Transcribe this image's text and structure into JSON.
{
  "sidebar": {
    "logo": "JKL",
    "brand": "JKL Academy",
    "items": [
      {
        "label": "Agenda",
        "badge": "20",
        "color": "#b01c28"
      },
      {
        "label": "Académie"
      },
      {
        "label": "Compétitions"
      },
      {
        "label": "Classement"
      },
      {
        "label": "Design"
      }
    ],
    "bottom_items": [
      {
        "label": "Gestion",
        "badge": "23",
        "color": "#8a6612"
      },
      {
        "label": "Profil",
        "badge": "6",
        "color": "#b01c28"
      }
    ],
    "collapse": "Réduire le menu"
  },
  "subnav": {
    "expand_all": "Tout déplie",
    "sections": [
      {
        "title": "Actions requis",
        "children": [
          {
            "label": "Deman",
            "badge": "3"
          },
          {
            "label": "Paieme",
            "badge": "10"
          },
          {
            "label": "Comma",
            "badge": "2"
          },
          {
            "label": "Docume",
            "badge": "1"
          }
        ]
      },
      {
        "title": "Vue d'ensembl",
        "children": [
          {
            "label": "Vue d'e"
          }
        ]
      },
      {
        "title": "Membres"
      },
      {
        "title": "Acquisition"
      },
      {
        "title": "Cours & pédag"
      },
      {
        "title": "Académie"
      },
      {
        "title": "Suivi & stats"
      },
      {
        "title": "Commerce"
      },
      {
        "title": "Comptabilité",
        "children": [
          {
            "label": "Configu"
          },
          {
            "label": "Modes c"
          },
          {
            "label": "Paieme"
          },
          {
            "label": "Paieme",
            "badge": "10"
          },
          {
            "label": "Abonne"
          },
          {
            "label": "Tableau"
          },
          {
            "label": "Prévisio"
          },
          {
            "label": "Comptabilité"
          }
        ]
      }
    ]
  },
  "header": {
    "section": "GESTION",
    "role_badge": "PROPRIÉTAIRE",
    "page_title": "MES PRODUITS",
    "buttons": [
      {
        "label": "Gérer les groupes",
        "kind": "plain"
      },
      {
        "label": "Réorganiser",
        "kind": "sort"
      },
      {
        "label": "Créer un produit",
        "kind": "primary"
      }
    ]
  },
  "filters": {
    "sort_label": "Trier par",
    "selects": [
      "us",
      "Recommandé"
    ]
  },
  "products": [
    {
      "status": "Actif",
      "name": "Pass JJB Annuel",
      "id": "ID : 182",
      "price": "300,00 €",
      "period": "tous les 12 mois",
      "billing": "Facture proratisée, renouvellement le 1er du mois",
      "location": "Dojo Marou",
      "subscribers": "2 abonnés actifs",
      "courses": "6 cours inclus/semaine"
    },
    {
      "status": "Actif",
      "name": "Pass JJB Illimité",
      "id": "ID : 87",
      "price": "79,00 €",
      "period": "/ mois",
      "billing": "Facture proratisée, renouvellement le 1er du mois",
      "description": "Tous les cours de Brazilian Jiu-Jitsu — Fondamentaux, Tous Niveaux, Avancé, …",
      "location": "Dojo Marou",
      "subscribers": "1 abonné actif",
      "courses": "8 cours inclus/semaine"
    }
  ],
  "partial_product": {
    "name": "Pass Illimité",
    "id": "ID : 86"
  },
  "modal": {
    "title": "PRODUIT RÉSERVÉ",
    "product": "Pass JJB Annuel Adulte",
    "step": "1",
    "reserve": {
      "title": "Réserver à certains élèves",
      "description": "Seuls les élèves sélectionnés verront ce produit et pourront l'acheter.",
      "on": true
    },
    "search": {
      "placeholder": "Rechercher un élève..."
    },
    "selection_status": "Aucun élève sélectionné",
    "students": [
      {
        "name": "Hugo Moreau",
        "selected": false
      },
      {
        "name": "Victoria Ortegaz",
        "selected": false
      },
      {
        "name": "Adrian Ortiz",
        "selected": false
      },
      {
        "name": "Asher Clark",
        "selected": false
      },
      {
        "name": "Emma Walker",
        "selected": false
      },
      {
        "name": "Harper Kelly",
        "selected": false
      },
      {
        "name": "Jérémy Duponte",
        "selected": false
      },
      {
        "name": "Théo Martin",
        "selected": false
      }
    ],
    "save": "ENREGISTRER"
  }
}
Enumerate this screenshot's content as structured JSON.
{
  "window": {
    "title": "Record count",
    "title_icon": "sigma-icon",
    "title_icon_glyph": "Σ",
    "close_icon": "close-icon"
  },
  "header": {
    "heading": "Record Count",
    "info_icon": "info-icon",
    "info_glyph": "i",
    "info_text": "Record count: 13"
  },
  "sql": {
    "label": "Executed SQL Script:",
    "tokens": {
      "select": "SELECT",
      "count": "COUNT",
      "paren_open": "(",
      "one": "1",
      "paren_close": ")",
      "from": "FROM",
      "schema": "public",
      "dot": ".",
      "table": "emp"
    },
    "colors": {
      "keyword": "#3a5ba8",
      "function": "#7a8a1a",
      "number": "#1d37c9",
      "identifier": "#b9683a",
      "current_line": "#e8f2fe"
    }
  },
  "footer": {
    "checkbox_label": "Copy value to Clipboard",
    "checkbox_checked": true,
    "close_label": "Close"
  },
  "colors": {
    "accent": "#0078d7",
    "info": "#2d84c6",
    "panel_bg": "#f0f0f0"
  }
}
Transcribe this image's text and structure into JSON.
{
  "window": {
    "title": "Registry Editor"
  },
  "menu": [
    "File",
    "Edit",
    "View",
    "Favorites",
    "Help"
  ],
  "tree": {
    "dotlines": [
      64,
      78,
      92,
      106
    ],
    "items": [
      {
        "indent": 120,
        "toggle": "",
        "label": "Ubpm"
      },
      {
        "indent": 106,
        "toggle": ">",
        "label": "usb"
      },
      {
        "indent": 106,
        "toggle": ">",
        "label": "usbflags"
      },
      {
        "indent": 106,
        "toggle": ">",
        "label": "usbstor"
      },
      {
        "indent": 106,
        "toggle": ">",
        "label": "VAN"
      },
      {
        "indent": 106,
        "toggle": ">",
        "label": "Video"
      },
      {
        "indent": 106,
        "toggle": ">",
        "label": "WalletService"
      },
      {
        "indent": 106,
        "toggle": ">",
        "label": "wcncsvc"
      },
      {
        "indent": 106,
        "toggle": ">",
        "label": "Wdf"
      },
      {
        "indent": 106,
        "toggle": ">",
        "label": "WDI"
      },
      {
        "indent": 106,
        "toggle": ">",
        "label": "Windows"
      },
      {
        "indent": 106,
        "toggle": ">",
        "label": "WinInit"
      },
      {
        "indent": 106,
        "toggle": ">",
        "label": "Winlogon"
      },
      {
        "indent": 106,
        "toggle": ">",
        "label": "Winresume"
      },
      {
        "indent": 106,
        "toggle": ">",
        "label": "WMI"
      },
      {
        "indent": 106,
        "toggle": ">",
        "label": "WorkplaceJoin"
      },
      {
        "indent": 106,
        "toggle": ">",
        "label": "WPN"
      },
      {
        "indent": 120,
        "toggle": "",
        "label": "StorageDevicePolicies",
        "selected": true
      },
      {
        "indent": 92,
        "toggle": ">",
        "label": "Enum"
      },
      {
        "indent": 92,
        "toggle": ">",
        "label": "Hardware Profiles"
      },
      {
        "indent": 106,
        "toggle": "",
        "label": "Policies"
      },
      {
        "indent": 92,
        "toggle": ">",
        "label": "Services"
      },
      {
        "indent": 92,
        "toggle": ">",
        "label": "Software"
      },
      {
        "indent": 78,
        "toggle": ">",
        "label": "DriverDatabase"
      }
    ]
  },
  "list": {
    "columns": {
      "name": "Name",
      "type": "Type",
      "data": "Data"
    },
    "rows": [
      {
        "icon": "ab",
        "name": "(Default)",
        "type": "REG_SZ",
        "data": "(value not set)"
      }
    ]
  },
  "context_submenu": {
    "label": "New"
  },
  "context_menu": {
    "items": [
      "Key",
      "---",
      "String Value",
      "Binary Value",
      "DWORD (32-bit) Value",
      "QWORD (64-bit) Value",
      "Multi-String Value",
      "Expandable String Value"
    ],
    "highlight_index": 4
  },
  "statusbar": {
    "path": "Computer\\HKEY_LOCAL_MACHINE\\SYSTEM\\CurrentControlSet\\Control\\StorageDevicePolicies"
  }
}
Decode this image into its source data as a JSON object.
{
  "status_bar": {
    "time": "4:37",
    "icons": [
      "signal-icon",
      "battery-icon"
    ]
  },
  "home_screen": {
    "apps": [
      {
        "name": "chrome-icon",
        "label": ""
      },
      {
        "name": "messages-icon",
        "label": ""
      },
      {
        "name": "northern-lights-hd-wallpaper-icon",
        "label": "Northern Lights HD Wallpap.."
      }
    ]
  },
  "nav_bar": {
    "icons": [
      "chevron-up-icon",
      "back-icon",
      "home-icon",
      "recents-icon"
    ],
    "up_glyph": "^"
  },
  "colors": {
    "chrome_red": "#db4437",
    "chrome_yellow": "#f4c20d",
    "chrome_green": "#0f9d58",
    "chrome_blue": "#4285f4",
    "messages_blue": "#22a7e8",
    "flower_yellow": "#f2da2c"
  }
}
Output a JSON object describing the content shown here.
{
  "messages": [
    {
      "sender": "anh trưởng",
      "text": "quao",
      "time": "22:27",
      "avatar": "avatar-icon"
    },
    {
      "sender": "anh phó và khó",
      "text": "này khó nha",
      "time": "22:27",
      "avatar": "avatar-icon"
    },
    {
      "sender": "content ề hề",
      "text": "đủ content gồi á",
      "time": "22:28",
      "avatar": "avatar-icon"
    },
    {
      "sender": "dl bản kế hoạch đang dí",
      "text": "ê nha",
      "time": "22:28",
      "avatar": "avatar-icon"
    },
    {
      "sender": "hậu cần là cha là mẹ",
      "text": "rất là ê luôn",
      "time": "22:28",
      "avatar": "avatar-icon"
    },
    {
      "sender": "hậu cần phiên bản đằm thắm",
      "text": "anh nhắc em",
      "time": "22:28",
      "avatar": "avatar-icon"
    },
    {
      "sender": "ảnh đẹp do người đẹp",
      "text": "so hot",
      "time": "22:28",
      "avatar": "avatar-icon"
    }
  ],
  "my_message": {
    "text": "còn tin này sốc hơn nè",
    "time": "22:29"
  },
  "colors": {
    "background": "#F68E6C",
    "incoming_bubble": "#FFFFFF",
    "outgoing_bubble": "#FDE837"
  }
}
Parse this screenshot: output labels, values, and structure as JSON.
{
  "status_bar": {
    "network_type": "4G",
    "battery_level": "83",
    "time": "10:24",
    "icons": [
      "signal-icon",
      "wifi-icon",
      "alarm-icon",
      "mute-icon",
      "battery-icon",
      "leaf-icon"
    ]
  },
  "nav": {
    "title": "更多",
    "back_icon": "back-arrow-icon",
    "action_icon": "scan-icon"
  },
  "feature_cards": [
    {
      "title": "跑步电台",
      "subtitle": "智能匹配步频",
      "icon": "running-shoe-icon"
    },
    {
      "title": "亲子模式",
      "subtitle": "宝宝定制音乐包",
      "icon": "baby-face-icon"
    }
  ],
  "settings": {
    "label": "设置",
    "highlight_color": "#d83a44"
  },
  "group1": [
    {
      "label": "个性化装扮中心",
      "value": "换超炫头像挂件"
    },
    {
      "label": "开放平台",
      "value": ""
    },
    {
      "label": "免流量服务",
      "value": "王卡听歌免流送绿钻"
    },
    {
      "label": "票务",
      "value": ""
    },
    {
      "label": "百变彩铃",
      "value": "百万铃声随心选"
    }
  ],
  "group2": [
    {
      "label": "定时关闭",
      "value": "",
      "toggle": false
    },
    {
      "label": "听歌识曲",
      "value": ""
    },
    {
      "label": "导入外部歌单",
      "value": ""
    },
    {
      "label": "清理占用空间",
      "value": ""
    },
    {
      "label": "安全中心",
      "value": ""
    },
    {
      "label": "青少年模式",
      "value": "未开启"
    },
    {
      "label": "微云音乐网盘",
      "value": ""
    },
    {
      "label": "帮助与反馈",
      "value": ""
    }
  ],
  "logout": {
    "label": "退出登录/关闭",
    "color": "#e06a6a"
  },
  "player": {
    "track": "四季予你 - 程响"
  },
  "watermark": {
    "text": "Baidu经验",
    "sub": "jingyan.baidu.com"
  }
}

....

STATED PROBLEM: Using the records above, copy every line that has the word "screenshot" in it.

OUTPUT FOR THIS TASK:
Enumerate this screenshot's content as structured JSON.
Parse this screenshot: output labels, values, and structure as JSON.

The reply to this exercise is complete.